* _Aim_
Check each line of the material below for "including", then copy the ones that contain it.

======== Input data ========

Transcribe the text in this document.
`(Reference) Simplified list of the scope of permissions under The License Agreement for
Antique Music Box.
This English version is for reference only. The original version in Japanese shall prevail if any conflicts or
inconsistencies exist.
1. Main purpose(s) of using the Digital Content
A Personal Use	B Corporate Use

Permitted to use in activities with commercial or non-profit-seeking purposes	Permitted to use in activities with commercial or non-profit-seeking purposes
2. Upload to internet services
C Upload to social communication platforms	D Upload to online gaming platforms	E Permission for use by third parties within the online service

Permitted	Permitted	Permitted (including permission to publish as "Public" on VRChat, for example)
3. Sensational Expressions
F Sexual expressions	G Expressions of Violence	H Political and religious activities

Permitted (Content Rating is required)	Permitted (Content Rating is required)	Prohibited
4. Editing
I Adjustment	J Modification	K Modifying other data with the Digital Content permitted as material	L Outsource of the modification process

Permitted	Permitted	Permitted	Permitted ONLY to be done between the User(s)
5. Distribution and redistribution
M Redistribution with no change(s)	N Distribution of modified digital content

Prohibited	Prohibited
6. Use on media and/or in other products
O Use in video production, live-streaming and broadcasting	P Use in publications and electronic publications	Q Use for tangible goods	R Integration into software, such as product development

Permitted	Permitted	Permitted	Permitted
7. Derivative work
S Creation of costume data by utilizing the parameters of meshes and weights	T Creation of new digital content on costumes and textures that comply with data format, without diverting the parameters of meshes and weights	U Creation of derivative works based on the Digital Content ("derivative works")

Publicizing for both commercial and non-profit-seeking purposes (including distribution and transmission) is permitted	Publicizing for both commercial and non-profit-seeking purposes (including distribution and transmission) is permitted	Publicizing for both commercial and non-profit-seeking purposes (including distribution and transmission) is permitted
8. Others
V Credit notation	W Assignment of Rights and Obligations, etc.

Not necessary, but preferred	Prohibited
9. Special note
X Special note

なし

========

* _Reply to the task_
Permitted	Permitted	Permitted (including permission to publish as "Public" on VRChat, for example)
Publicizing for both commercial and non-profit-seeking purposes (including distribution and transmission) is permitted	Publicizing for both commercial and non-profit-seeking purposes (including distribution and transmission) is permitted	Publicizing for both commercial and non-profit-seeking purposes (including distribution and transmission) is permitted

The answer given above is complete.